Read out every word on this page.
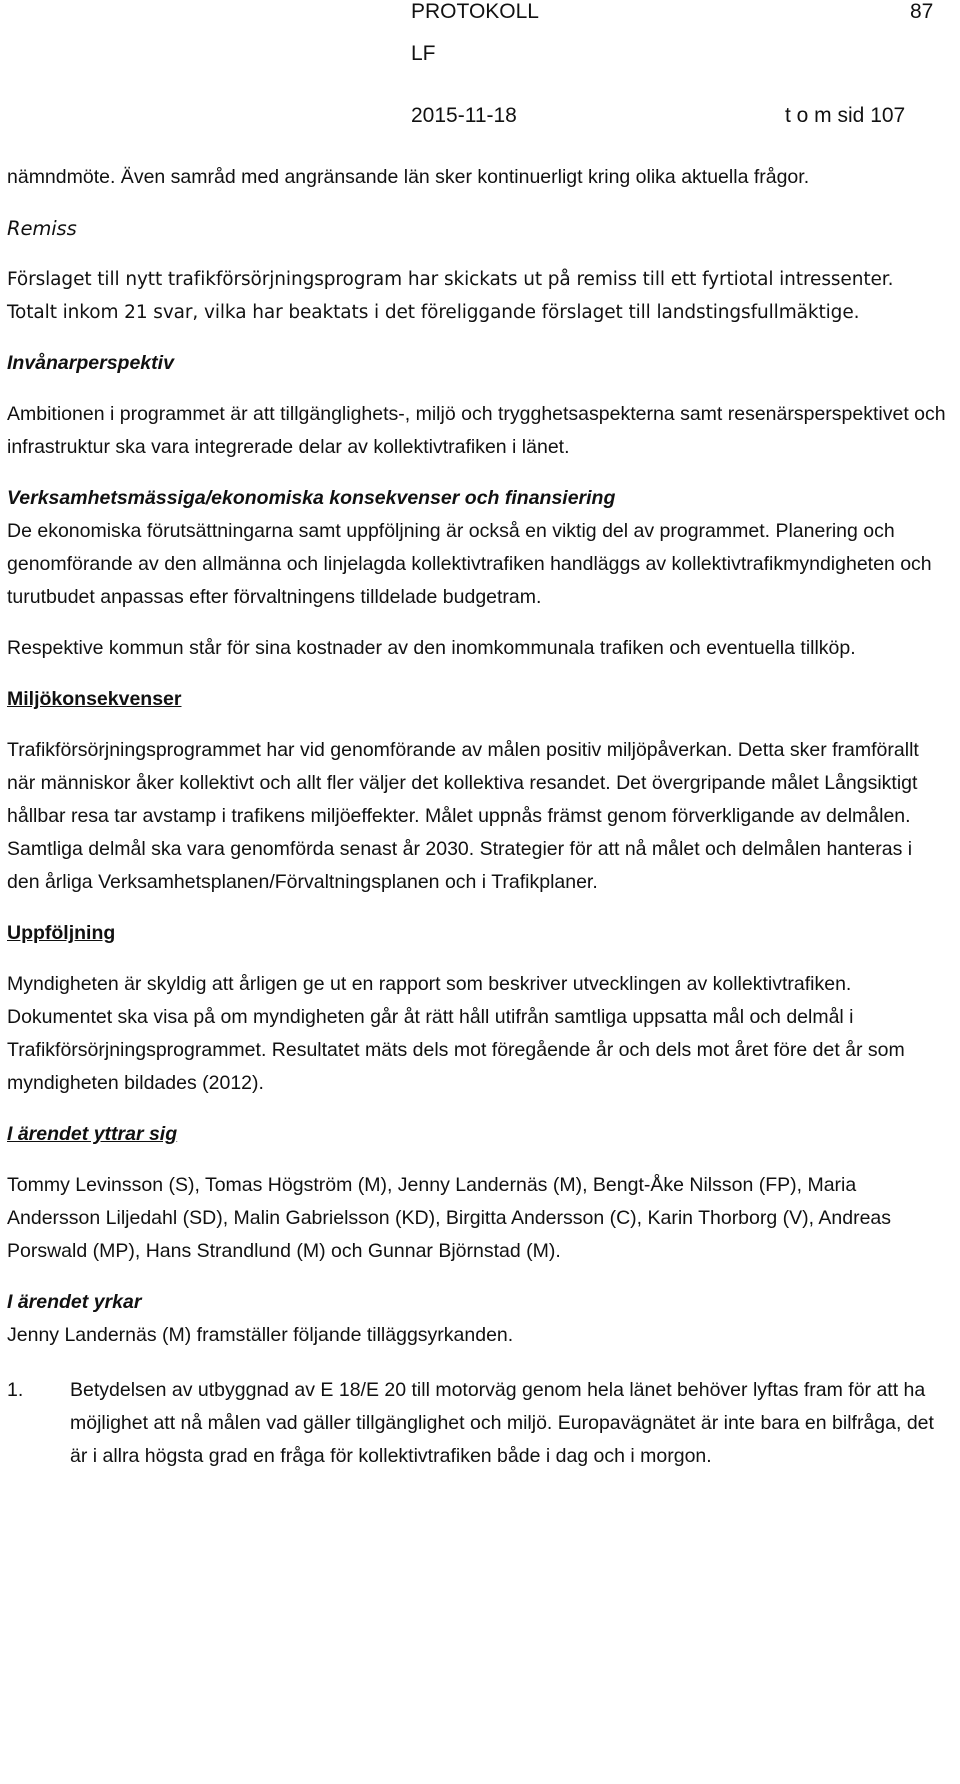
PROTOKOLL	87
LF
2015-11-18	t o m sid 107

nämndmöte. Även samråd med angränsande län sker kontinuerligt kring olika aktuella frågor.

Remiss

Förslaget till nytt trafikförsörjningsprogram har skickats ut på remiss till ett fyrtiotal intressenter. Totalt inkom 21 svar, vilka har beaktats i det föreliggande förslaget till landstingsfullmäktige.

Invånarperspektiv

Ambitionen i programmet är att tillgänglighets-, miljö och trygghetsaspekterna samt resenärsperspektivet och infrastruktur ska vara integrerade delar av kollektivtrafiken i länet.

Verksamhetsmässiga/ekonomiska konsekvenser och finansiering

De ekonomiska förutsättningarna samt uppföljning är också en viktig del av programmet. Planering och genomförande av den allmänna och linjelagda kollektivtrafiken handläggs av kollektivtrafikmyndigheten och turutbudet anpassas efter förvaltningens tilldelade budgetram.

Respektive kommun står för sina kostnader av den inomkommunala trafiken och eventuella tillköp.

Miljökonsekvenser

Trafikförsörjningsprogrammet har vid genomförande av målen positiv miljöpåverkan. Detta sker framförallt när människor åker kollektivt och allt fler väljer det kollektiva resandet. Det övergripande målet Långsiktigt hållbar resa tar avstamp i trafikens miljöeffekter. Målet uppnås främst genom förverkligande av delmålen. Samtliga delmål ska vara genomförda senast år 2030. Strategier för att nå målet och delmålen hanteras i den årliga Verksamhetsplanen/Förvaltningsplanen och i Trafikplaner.

Uppföljning

Myndigheten är skyldig att årligen ge ut en rapport som beskriver utvecklingen av kollektivtrafiken. Dokumentet ska visa på om myndigheten går åt rätt håll utifrån samtliga uppsatta mål och delmål i Trafikförsörjningsprogrammet. Resultatet mäts dels mot föregående år och dels mot året före det år som myndigheten bildades (2012).

I ärendet yttrar sig

Tommy Levinsson (S), Tomas Högström (M), Jenny Landernäs (M), Bengt-Åke Nilsson (FP), Maria Andersson Liljedahl (SD), Malin Gabrielsson (KD), Birgitta Andersson (C), Karin Thorborg (V), Andreas Porswald (MP), Hans Strandlund (M) och Gunnar Björnstad (M).

I ärendet yrkar

Jenny Landernäs (M) framställer följande tilläggsyrkanden.

1.	Betydelsen av utbyggnad av E 18/E 20 till motorväg genom hela länet behöver lyftas fram för att ha möjlighet att nå målen vad gäller tillgänglighet och miljö. Europavägnätet är inte bara en bilfråga, det är i allra högsta grad en fråga för kollektivtrafiken både i dag och i morgon.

______________________________

■ Aim of the task ■
In the listing above, find each line with the word "ärendet" and return it.

■ Output for this task ■
I ärendet yttrar sig
I ärendet yrkar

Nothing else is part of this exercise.